§ Rows:
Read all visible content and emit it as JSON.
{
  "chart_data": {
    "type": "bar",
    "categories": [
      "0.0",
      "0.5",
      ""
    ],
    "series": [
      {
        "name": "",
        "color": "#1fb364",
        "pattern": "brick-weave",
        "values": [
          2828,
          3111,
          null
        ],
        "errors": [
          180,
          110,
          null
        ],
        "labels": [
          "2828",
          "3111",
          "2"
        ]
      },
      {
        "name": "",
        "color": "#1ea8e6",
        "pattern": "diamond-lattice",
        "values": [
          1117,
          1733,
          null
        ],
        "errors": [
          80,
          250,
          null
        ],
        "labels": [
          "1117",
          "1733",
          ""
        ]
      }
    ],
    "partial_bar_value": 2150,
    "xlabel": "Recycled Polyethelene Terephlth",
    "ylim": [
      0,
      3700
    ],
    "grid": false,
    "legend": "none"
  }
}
---
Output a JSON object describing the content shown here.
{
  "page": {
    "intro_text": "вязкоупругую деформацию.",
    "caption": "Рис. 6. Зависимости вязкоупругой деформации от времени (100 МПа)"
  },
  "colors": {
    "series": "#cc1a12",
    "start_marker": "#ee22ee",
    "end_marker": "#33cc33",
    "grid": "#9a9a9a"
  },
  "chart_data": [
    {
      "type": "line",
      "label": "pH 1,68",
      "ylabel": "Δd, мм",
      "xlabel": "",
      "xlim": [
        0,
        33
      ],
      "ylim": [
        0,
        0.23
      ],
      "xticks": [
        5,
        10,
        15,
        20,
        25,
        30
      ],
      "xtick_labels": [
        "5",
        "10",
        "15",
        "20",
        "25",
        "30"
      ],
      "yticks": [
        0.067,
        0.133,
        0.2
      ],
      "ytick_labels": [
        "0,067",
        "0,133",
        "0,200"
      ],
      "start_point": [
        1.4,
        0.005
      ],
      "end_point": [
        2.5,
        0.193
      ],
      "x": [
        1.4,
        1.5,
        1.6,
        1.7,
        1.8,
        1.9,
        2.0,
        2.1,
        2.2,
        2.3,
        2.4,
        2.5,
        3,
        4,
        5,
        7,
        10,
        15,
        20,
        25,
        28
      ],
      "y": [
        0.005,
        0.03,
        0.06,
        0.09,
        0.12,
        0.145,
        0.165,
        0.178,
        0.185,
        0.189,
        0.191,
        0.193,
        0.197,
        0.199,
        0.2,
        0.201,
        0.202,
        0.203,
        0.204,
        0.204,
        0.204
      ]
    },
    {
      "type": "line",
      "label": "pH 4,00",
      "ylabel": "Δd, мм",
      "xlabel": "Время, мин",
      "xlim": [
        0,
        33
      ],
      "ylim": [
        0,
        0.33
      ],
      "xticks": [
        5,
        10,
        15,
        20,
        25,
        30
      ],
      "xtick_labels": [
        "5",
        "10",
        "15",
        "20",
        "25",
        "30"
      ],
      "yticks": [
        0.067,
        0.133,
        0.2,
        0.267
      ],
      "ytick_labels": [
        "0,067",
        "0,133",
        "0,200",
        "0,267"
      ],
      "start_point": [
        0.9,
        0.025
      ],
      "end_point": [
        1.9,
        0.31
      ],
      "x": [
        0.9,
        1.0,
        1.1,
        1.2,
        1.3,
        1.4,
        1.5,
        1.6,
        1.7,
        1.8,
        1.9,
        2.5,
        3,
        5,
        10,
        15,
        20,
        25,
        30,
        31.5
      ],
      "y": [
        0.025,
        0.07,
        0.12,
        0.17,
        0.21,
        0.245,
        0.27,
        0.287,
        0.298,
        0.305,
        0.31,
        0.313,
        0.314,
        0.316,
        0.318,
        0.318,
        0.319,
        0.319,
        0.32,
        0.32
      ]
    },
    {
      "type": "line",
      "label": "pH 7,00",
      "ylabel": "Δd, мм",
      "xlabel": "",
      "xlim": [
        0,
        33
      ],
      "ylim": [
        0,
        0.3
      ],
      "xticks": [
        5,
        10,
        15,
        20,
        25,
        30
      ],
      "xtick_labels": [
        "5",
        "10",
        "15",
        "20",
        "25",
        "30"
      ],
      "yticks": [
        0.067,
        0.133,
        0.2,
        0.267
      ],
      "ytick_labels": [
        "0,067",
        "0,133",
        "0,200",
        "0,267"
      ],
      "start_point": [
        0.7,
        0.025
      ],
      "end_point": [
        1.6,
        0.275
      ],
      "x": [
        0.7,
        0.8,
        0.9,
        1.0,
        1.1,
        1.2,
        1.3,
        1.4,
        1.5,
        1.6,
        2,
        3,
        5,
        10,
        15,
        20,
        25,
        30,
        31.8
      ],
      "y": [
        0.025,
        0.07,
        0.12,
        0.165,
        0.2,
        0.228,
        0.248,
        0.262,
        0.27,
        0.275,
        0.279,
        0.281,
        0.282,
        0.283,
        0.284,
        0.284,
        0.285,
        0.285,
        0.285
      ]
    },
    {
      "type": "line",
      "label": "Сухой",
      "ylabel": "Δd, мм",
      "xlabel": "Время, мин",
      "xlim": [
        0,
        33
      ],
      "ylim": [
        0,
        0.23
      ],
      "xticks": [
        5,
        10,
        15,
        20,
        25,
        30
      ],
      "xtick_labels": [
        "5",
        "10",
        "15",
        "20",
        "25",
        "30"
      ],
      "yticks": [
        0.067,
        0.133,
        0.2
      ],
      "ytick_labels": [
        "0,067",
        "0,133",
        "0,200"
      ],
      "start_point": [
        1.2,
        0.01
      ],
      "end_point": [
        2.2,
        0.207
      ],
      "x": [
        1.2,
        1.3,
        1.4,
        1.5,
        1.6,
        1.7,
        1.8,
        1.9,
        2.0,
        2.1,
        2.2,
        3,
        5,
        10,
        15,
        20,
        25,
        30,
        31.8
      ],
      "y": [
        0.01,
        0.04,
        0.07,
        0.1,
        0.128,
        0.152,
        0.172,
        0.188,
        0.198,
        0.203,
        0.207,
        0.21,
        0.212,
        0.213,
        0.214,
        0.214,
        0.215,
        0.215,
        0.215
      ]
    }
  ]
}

§ Exercise task: Isolate the lines above that contain the word "JSON" and copy them.

§ Expected answer:
Read all visible content and emit it as JSON.
Output a JSON object describing the content shown here.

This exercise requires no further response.